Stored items
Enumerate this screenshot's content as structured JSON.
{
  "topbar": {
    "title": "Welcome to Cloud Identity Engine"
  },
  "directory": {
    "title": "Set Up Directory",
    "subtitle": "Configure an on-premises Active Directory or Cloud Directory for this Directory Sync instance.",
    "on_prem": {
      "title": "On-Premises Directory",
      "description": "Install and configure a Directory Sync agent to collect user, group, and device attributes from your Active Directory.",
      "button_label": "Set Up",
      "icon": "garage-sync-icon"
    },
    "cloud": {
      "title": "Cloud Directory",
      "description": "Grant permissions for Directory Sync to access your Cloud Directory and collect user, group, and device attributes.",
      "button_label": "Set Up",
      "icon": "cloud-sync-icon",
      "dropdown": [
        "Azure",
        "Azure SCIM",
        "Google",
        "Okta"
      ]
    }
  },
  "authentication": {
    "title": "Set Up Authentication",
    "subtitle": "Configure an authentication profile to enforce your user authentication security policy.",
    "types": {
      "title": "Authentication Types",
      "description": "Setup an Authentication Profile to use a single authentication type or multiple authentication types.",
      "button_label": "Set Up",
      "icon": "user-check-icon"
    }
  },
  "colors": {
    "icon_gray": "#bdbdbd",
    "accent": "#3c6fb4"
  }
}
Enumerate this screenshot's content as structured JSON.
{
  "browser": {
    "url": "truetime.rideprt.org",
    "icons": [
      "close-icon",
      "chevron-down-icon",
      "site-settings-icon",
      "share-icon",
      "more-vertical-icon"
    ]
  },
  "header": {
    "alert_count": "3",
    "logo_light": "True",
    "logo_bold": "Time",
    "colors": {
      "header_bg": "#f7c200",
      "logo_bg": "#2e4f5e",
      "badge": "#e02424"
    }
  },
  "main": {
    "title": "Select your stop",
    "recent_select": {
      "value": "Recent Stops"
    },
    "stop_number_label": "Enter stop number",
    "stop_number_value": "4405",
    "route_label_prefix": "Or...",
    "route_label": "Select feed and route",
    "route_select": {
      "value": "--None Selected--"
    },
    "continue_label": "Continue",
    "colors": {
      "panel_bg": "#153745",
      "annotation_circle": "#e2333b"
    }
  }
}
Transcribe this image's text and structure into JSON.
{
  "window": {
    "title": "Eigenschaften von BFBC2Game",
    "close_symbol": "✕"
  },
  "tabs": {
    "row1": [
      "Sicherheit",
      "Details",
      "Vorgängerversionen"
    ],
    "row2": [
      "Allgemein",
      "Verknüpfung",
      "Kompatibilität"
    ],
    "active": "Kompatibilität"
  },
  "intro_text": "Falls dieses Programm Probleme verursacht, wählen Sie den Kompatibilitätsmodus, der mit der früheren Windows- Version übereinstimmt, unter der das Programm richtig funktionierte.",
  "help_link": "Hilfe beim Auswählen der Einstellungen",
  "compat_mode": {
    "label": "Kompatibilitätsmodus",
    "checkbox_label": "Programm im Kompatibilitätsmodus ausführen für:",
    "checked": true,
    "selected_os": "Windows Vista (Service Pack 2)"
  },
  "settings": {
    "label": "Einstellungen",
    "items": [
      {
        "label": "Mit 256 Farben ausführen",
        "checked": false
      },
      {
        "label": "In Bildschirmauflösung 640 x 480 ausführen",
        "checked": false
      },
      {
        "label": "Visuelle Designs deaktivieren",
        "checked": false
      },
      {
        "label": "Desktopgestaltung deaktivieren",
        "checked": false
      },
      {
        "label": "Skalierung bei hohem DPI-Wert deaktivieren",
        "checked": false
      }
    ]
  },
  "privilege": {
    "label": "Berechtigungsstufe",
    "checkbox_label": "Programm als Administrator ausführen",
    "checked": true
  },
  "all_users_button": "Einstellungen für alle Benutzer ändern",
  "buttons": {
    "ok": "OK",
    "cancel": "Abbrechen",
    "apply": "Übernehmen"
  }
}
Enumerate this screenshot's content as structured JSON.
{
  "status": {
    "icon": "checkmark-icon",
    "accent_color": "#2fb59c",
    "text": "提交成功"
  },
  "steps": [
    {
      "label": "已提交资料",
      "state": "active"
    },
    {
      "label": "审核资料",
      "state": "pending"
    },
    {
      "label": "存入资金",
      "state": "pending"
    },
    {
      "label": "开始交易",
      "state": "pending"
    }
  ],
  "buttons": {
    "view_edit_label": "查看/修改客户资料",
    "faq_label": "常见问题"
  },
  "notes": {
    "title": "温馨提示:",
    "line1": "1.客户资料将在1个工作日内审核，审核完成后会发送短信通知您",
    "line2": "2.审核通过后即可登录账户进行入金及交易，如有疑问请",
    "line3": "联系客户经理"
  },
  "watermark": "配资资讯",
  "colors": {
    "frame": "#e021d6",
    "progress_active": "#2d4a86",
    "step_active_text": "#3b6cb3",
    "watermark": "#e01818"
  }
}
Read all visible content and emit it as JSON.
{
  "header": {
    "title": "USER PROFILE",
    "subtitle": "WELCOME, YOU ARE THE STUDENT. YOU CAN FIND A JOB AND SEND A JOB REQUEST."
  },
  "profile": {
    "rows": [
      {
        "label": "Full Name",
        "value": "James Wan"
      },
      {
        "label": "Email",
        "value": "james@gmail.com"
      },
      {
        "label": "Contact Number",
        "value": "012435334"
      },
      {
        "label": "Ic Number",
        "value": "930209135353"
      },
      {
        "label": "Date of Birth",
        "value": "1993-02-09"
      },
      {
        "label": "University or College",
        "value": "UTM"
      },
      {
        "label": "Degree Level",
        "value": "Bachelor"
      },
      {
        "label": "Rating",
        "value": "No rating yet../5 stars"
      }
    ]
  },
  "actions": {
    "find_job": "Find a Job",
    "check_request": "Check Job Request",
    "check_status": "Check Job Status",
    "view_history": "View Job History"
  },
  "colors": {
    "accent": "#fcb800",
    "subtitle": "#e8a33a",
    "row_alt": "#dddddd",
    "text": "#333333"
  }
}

TASK INSTRUCTIONS:
The records above should all be quoted exactly, please.

WORKED SOLUTION:
Enumerate this screenshot's content as structured JSON.
{
  "topbar": {
    "title": "Welcome to Cloud Identity Engine"
  },
  "directory": {
    "title": "Set Up Directory",
    "subtitle": "Configure an on-premises Active Directory or Cloud Directory for this Directory Sync instance.",
    "on_prem": {
      "title": "On-Premises Directory",
      "description": "Install and configure a Directory Sync agent to collect user, group, and device attributes from your Active Directory.",
      "button_label": "Set Up",
      "icon": "garage-sync-icon"
    },
    "cloud": {
      "title": "Cloud Directory",
      "description": "Grant permissions for Directory Sync to access your Cloud Directory and collect user, group, and device attributes.",
      "button_label": "Set Up",
      "icon": "cloud-sync-icon",
      "dropdown": [
        "Azure",
        "Azure SCIM",
        "Google",
        "Okta"
      ]
    }
  },
  "authentication": {
    "title": "Set Up Authentication",
    "subtitle": "Configure an authentication profile to enforce your user authentication security policy.",
    "types": {
      "title": "Authentication Types",
      "description": "Setup an Authentication Profile to use a single authentication type or multiple authentication types.",
      "button_label": "Set Up",
      "icon": "user-check-icon"
    }
  },
  "colors": {
    "icon_gray": "#bdbdbd",
    "accent": "#3c6fb4"
  }
}
Enumerate this screenshot's content as structured JSON.
{
  "browser": {
    "url": "truetime.rideprt.org",
    "icons": [
      "close-icon",
      "chevron-down-icon",
      "site-settings-icon",
      "share-icon",
      "more-vertical-icon"
    ]
  },
  "header": {
    "alert_count": "3",
    "logo_light": "True",
    "logo_bold": "Time",
    "colors": {
      "header_bg": "#f7c200",
      "logo_bg": "#2e4f5e",
      "badge": "#e02424"
    }
  },
  "main": {
    "title": "Select your stop",
    "recent_select": {
      "value": "Recent Stops"
    },
    "stop_number_label": "Enter stop number",
    "stop_number_value": "4405",
    "route_label_prefix": "Or...",
    "route_label": "Select feed and route",
    "route_select": {
      "value": "--None Selected--"
    },
    "continue_label": "Continue",
    "colors": {
      "panel_bg": "#153745",
      "annotation_circle": "#e2333b"
    }
  }
}
Transcribe this image's text and structure into JSON.
{
  "window": {
    "title": "Eigenschaften von BFBC2Game",
    "close_symbol": "✕"
  },
  "tabs": {
    "row1": [
      "Sicherheit",
      "Details",
      "Vorgängerversionen"
    ],
    "row2": [
      "Allgemein",
      "Verknüpfung",
      "Kompatibilität"
    ],
    "active": "Kompatibilität"
  },
  "intro_text": "Falls dieses Programm Probleme verursacht, wählen Sie den Kompatibilitätsmodus, der mit der früheren Windows- Version übereinstimmt, unter der das Programm richtig funktionierte.",
  "help_link": "Hilfe beim Auswählen der Einstellungen",
  "compat_mode": {
    "label": "Kompatibilitätsmodus",
    "checkbox_label": "Programm im Kompatibilitätsmodus ausführen für:",
    "checked": true,
    "selected_os": "Windows Vista (Service Pack 2)"
  },
  "settings": {
    "label": "Einstellungen",
    "items": [
      {
        "label": "Mit 256 Farben ausführen",
        "checked": false
      },
      {
        "label": "In Bildschirmauflösung 640 x 480 ausführen",
        "checked": false
      },
      {
        "label": "Visuelle Designs deaktivieren",
        "checked": false
      },
      {
        "label": "Desktopgestaltung deaktivieren",
        "checked": false
      },
      {
        "label": "Skalierung bei hohem DPI-Wert deaktivieren",
        "checked": false
      }
    ]
  },
  "privilege": {
    "label": "Berechtigungsstufe",
    "checkbox_label": "Programm als Administrator ausführen",
    "checked": true
  },
  "all_users_button": "Einstellungen für alle Benutzer ändern",
  "buttons": {
    "ok": "OK",
    "cancel": "Abbrechen",
    "apply": "Übernehmen"
  }
}
Enumerate this screenshot's content as structured JSON.
{
  "status": {
    "icon": "checkmark-icon",
    "accent_color": "#2fb59c",
    "text": "提交成功"
  },
  "steps": [
    {
      "label": "已提交资料",
      "state": "active"
    },
    {
      "label": "审核资料",
      "state": "pending"
    },
    {
      "label": "存入资金",
      "state": "pending"
    },
    {
      "label": "开始交易",
      "state": "pending"
    }
  ],
  "buttons": {
    "view_edit_label": "查看/修改客户资料",
    "faq_label": "常见问题"
  },
  "notes": {
    "title": "温馨提示:",
    "line1": "1.客户资料将在1个工作日内审核，审核完成后会发送短信通知您",
    "line2": "2.审核通过后即可登录账户进行入金及交易，如有疑问请",
    "line3": "联系客户经理"
  },
  "watermark": "配资资讯",
  "colors": {
    "frame": "#e021d6",
    "progress_active": "#2d4a86",
    "step_active_text": "#3b6cb3",
    "watermark": "#e01818"
  }
}
Read all visible content and emit it as JSON.
{
  "header": {
    "title": "USER PROFILE",
    "subtitle": "WELCOME, YOU ARE THE STUDENT. YOU CAN FIND A JOB AND SEND A JOB REQUEST."
  },
  "profile": {
    "rows": [
      {
        "label": "Full Name",
        "value": "James Wan"
      },
      {
        "label": "Email",
        "value": "james@gmail.com"
      },
      {
        "label": "Contact Number",
        "value": "012435334"
      },
      {
        "label": "Ic Number",
        "value": "930209135353"
      },
      {
        "label": "Date of Birth",
        "value": "1993-02-09"
      },
      {
        "label": "University or College",
        "value": "UTM"
      },
      {
        "label": "Degree Level",
        "value": "Bachelor"
      },
      {
        "label": "Rating",
        "value": "No rating yet../5 stars"
      }
    ]
  },
  "actions": {
    "find_job": "Find a Job",
    "check_request": "Check Job Request",
    "check_status": "Check Job Status",
    "view_history": "View Job History"
  },
  "colors": {
    "accent": "#fcb800",
    "subtitle": "#e8a33a",
    "row_alt": "#dddddd",
    "text": "#333333"
  }
}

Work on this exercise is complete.